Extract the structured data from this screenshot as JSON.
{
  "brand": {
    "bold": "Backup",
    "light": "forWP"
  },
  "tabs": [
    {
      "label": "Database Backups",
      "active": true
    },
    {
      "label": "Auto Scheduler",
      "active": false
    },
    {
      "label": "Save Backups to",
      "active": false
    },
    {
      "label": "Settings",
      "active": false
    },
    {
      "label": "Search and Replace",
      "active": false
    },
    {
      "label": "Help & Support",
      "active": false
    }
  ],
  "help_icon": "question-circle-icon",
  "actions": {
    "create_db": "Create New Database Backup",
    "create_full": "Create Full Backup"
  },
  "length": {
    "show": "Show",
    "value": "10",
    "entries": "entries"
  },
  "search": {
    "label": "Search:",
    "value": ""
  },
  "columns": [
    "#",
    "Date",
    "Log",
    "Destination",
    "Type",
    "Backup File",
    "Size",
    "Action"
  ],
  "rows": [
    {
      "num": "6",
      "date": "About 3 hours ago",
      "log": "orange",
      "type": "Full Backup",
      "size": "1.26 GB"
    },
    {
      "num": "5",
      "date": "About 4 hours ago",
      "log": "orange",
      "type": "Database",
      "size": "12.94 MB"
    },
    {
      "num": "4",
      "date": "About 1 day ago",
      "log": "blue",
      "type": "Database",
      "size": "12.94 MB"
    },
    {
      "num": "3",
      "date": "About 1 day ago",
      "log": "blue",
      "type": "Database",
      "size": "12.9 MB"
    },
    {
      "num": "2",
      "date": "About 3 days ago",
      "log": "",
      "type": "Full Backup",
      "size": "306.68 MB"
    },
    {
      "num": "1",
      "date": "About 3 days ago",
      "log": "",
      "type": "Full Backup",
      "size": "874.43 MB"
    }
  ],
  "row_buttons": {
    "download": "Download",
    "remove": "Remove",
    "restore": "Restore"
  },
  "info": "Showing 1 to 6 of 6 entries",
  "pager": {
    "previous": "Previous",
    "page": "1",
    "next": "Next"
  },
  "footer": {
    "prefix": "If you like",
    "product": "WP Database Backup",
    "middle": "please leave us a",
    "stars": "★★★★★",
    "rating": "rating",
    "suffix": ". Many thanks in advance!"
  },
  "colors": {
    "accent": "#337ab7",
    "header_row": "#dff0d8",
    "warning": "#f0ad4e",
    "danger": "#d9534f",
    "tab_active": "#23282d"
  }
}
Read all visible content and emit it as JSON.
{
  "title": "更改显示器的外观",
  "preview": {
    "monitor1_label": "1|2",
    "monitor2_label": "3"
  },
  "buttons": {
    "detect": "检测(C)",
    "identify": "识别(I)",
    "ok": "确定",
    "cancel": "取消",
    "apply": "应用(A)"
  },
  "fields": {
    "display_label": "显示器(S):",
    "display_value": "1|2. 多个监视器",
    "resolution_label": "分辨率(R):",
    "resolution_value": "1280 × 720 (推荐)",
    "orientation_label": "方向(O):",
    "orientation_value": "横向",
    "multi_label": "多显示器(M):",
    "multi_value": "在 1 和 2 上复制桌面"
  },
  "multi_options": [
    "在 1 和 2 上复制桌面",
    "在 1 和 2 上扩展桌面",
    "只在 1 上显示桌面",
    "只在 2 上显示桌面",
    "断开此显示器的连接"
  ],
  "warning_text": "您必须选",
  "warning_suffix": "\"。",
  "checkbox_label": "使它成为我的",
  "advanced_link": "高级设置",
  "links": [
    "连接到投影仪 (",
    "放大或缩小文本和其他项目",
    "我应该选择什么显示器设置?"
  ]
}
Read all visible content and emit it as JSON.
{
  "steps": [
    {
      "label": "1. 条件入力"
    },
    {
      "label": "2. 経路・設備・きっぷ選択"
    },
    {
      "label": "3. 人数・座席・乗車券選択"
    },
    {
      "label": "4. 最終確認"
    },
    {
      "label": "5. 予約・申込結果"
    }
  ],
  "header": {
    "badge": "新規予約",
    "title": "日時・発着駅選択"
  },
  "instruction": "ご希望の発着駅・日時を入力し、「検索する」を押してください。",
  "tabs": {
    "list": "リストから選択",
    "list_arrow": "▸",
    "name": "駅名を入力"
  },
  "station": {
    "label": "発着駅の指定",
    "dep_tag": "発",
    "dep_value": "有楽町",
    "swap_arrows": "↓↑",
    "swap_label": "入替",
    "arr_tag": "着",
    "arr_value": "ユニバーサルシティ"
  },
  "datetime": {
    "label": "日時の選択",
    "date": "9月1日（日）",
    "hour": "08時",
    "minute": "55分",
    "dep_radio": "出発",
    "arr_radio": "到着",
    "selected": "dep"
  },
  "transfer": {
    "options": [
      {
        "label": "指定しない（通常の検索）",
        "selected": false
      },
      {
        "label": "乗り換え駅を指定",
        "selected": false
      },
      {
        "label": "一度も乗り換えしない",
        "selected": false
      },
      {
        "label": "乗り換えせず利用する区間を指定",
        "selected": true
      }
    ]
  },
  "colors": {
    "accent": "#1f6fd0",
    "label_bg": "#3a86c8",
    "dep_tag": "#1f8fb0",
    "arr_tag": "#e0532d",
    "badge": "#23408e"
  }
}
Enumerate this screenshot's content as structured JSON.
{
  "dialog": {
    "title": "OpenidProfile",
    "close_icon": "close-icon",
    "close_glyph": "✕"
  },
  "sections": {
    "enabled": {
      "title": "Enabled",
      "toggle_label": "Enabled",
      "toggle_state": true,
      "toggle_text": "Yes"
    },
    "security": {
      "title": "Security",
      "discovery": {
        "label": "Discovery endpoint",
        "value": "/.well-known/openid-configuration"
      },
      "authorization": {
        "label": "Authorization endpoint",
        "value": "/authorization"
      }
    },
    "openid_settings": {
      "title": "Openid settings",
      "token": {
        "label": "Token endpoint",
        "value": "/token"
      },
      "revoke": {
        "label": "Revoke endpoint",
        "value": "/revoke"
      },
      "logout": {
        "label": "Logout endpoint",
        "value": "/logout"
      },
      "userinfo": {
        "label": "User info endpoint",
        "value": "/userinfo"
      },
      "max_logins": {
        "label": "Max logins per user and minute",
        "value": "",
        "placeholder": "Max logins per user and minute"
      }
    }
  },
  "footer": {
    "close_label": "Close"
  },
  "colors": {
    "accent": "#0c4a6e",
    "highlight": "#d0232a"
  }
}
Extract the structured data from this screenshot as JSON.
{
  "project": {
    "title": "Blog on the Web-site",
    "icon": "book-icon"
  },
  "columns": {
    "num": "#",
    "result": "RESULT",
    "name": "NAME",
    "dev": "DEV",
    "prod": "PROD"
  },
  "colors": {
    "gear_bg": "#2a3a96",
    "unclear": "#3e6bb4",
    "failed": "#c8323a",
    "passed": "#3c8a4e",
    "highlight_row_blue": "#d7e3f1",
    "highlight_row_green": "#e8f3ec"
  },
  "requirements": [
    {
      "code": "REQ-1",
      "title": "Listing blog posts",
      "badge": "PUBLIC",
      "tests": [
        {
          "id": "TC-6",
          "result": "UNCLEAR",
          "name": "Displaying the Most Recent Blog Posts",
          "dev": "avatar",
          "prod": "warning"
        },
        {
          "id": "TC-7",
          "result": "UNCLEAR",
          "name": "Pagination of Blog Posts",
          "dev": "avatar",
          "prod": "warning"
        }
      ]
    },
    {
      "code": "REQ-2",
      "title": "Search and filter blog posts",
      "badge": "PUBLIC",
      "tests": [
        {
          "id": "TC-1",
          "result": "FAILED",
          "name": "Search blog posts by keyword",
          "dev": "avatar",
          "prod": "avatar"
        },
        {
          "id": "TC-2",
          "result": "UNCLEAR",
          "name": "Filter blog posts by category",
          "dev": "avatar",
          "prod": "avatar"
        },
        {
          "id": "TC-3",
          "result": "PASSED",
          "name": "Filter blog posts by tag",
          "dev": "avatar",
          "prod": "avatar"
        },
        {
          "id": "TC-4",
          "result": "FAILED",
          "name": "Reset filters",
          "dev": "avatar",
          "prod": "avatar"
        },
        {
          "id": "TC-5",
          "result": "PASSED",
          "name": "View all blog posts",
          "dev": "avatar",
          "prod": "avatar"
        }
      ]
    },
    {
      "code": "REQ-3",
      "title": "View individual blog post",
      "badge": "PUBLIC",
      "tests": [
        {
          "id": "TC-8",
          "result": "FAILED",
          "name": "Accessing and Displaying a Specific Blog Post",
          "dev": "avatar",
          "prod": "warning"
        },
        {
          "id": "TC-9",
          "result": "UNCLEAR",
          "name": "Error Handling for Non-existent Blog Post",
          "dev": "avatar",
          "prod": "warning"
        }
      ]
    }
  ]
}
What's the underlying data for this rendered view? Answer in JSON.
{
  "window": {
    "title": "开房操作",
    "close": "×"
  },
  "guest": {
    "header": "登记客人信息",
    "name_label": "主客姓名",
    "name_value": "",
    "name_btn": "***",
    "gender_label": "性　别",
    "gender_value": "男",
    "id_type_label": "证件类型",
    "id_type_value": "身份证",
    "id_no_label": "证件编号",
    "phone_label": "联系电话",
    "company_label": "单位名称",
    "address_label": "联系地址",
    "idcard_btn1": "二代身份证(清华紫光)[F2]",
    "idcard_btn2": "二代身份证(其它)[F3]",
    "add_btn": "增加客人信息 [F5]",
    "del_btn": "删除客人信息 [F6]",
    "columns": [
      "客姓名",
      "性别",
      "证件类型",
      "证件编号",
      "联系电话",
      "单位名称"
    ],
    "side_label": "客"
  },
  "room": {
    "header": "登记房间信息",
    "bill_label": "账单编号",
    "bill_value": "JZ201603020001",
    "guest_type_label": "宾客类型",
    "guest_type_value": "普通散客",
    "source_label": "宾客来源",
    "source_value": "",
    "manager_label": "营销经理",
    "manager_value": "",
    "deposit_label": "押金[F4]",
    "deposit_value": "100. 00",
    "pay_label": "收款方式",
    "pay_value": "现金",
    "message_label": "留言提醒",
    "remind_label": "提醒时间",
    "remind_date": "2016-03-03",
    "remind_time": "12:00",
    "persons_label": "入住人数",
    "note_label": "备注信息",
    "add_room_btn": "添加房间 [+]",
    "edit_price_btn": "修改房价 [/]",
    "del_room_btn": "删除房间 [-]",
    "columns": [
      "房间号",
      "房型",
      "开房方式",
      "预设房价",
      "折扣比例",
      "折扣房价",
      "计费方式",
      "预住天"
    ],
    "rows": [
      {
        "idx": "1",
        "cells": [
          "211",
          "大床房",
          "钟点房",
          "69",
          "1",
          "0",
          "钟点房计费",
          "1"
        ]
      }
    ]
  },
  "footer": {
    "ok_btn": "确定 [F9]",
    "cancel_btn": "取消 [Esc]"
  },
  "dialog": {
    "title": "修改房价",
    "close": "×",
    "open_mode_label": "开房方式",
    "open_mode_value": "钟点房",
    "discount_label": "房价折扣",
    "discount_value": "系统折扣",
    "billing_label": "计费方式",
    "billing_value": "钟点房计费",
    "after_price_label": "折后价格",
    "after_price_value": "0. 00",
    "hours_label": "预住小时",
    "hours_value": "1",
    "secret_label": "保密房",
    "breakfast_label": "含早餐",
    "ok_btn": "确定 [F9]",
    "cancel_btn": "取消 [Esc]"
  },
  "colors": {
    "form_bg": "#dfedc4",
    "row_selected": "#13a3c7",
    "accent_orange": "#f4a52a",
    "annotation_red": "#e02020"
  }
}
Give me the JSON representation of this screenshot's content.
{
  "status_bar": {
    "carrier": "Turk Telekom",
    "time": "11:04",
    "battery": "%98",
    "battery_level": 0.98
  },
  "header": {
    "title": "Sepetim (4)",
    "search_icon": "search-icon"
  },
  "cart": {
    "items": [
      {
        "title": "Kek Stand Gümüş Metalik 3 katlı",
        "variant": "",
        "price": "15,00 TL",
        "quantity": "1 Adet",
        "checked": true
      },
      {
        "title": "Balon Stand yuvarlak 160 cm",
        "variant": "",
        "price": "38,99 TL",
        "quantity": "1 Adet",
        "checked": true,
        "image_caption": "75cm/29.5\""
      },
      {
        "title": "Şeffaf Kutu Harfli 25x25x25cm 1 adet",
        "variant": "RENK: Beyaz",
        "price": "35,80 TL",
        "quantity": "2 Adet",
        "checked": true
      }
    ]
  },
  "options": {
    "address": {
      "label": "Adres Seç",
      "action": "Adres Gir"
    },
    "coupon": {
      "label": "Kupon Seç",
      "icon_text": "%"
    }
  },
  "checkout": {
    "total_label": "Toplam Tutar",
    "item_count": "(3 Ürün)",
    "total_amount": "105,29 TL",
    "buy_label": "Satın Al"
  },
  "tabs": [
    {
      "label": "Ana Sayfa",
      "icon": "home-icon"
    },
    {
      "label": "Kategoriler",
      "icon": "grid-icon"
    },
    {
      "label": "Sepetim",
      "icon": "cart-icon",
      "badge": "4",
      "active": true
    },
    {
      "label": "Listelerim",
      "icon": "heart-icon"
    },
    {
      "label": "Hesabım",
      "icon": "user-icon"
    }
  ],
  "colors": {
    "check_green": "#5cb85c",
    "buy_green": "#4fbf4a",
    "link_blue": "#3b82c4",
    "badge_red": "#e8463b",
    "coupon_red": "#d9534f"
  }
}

□ □ □ □ □ □ □

• [GIVEN REQUEST]: Report each line in the data that holds the word "Displaying".

• [RESULT FOR THIS TASK]:
          "name": "Displaying the Most Recent Blog Posts",
          "name": "Accessing and Displaying a Specific Blog Post",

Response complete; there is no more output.